- GIVEN TASK:
Copy out all lines with the word "text" in them.

[Dataset excerpt]
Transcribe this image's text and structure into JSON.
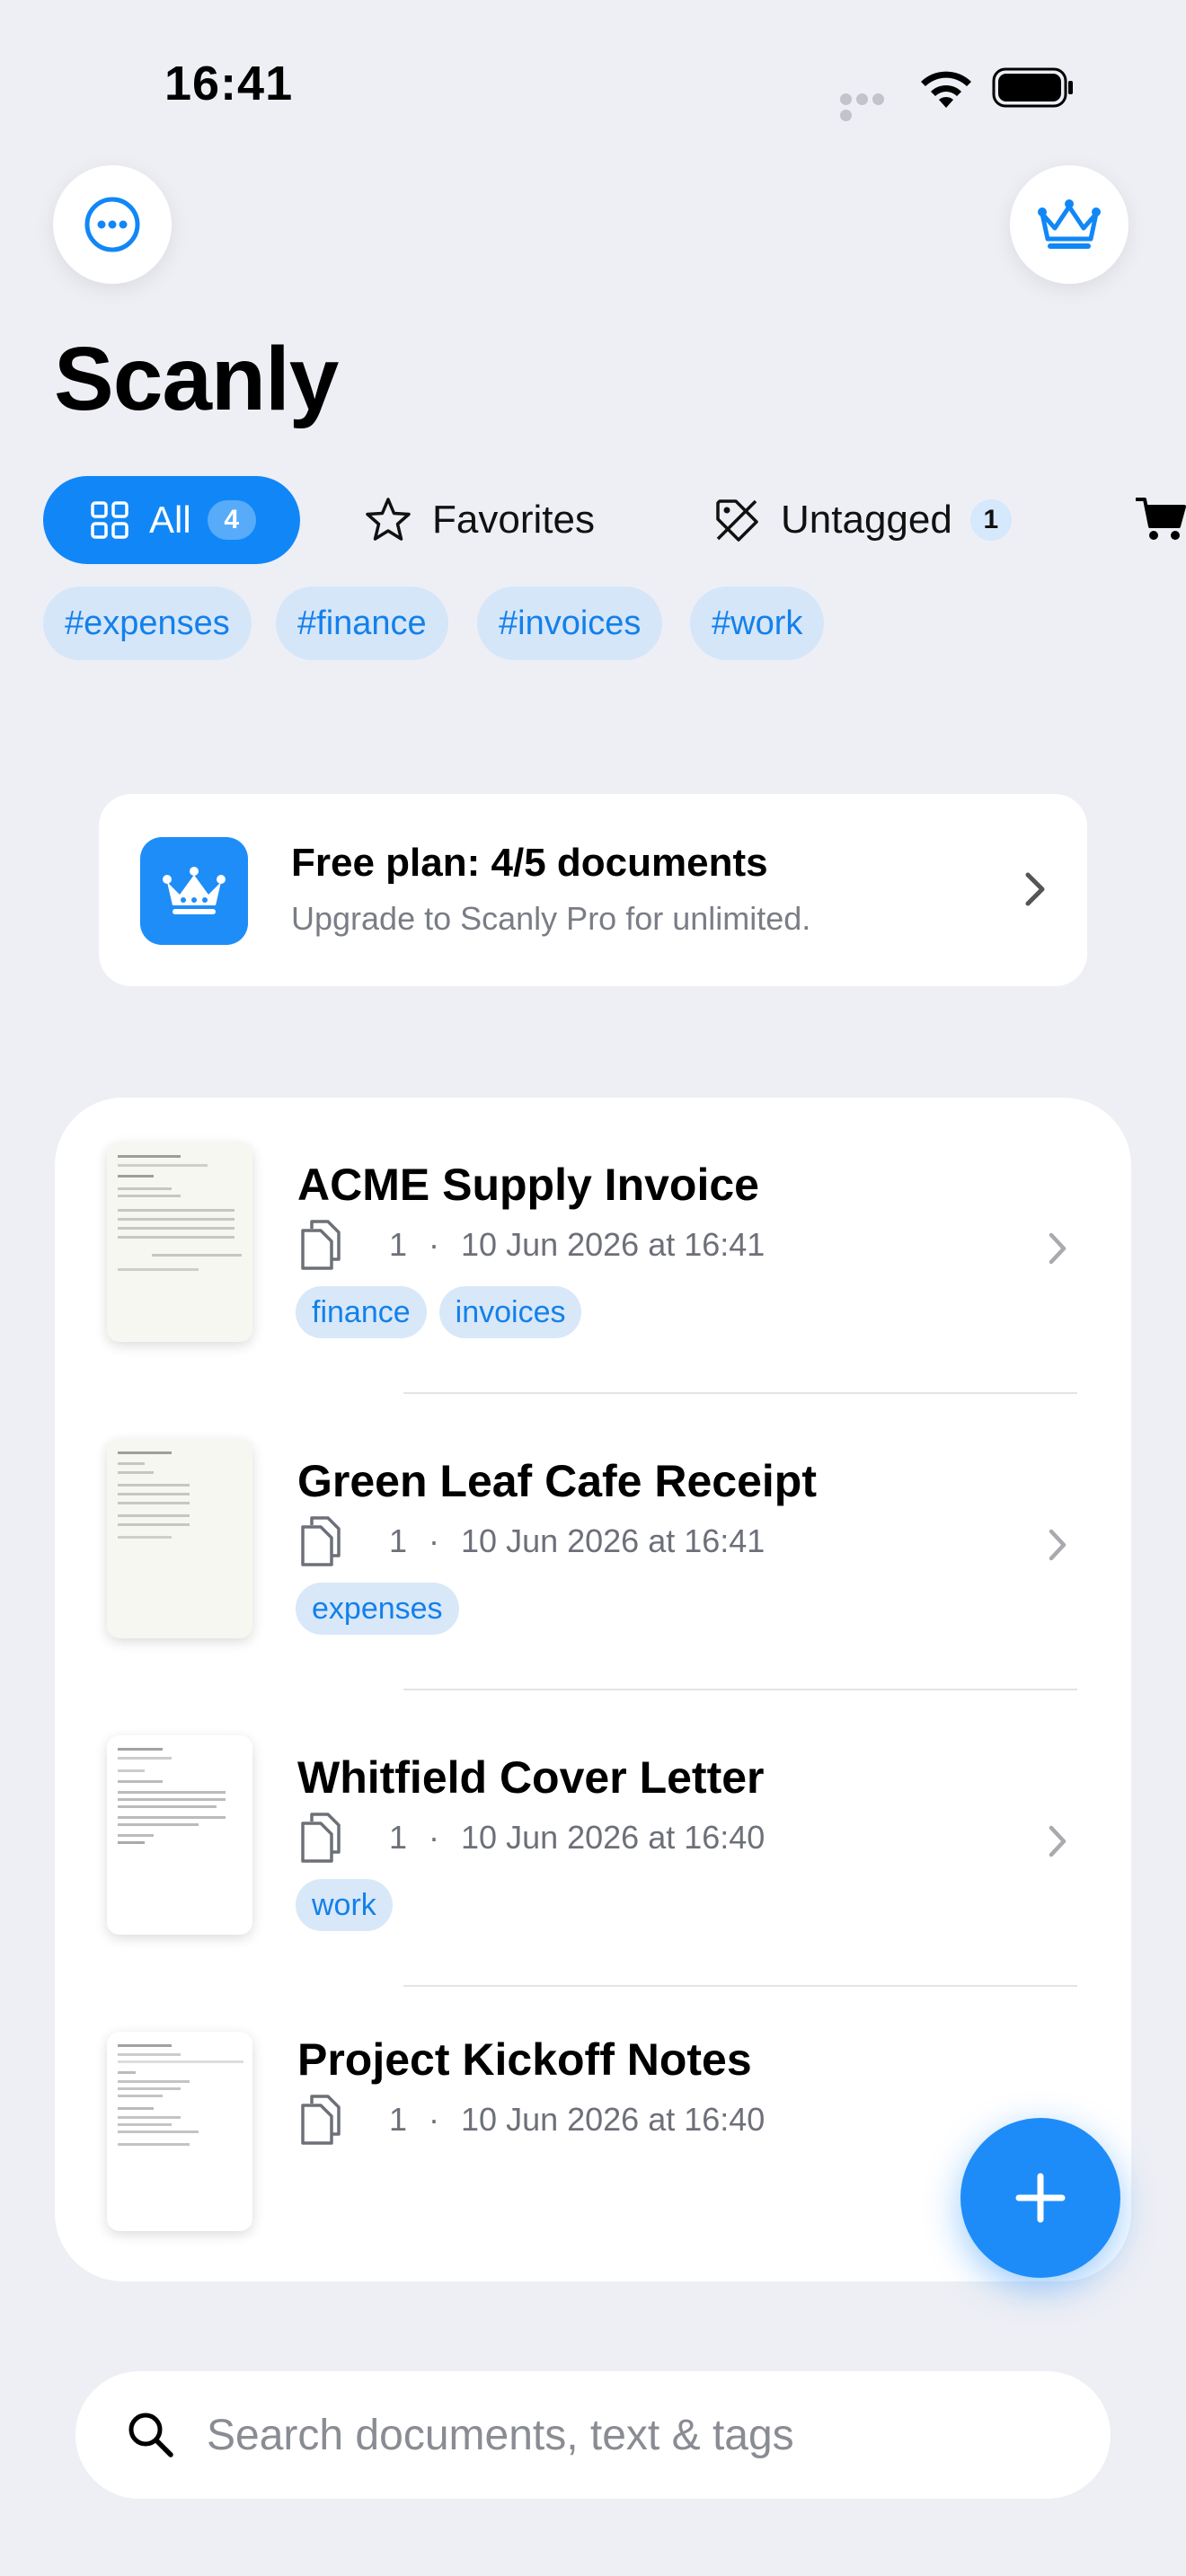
{
  "status_bar": {
    "time": "16:41"
  },
  "app": {
    "title": "Scanly"
  },
  "filters": {
    "all": {
      "label": "All",
      "count": "4"
    },
    "favorites": {
      "label": "Favorites"
    },
    "untagged": {
      "label": "Untagged",
      "count": "1"
    }
  },
  "tags": [
    "#expenses",
    "#finance",
    "#invoices",
    "#work"
  ],
  "upgrade": {
    "title": "Free plan: 4/5 documents",
    "subtitle": "Upgrade to Scanly Pro for unlimited."
  },
  "documents": [
    {
      "title": "ACME Supply Invoice",
      "pages": "1",
      "date": "10 Jun 2026 at 16:41",
      "tags": [
        "finance",
        "invoices"
      ]
    },
    {
      "title": "Green Leaf Cafe Receipt",
      "pages": "1",
      "date": "10 Jun 2026 at 16:41",
      "tags": [
        "expenses"
      ]
    },
    {
      "title": "Whitfield Cover Letter",
      "pages": "1",
      "date": "10 Jun 2026 at 16:40",
      "tags": [
        "work"
      ]
    },
    {
      "title": "Project Kickoff Notes",
      "pages": "1",
      "date": "10 Jun 2026 at 16:40",
      "tags": []
    }
  ],
  "meta_separator": "·",
  "search": {
    "placeholder": "Search documents, text & tags"
  },
  "colors": {
    "accent": "#1187f7",
    "background": "#eeeff5",
    "chip_bg": "#d5e6f9"
  }
}
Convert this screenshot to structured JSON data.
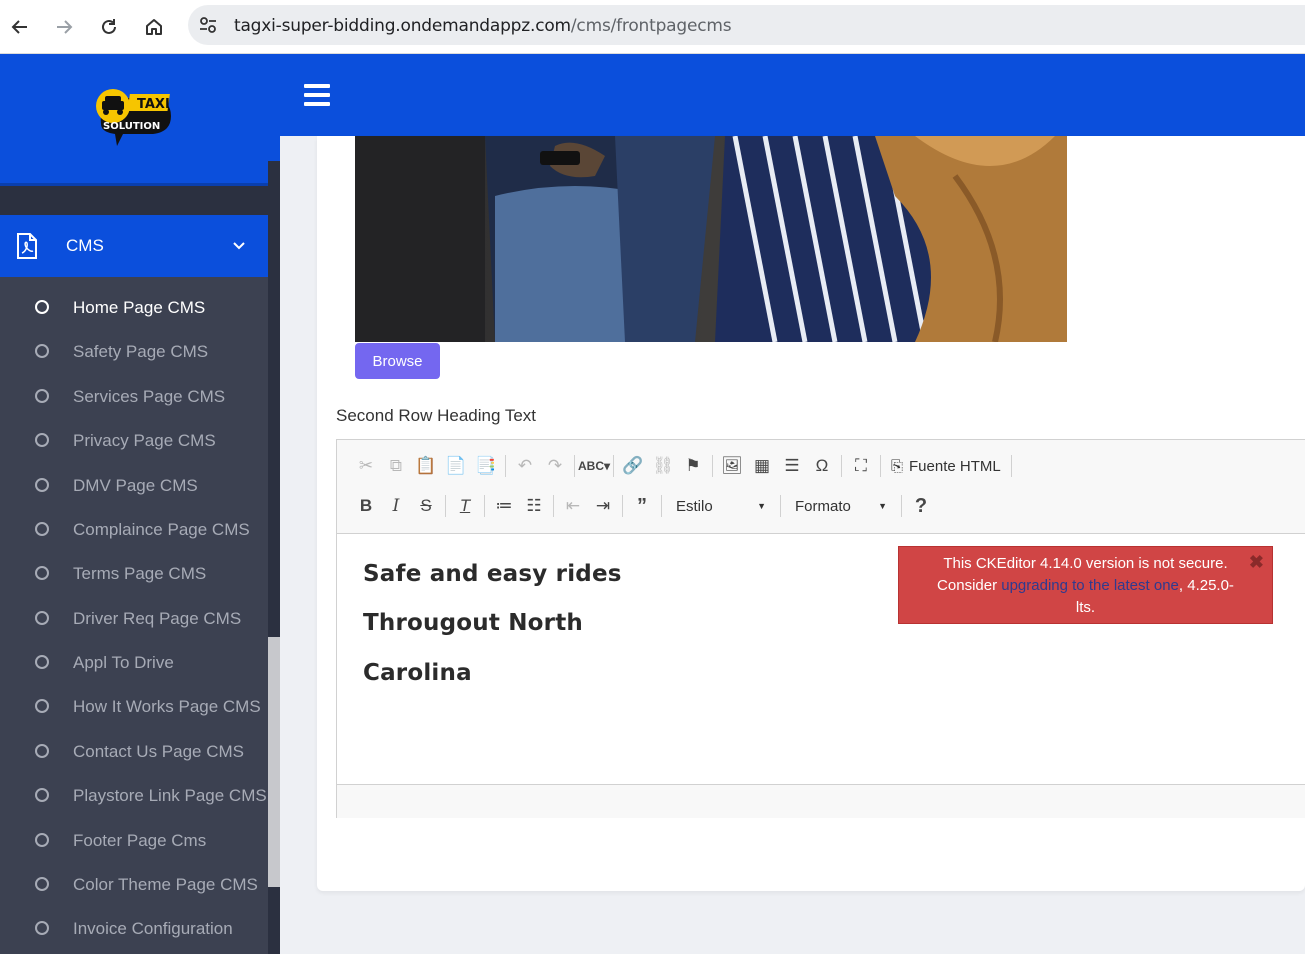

- ANSWER TO THE EXERCISE:
Transcribe this image's text and structure into JSON.
    "placeholder": "Search documents, text & tags"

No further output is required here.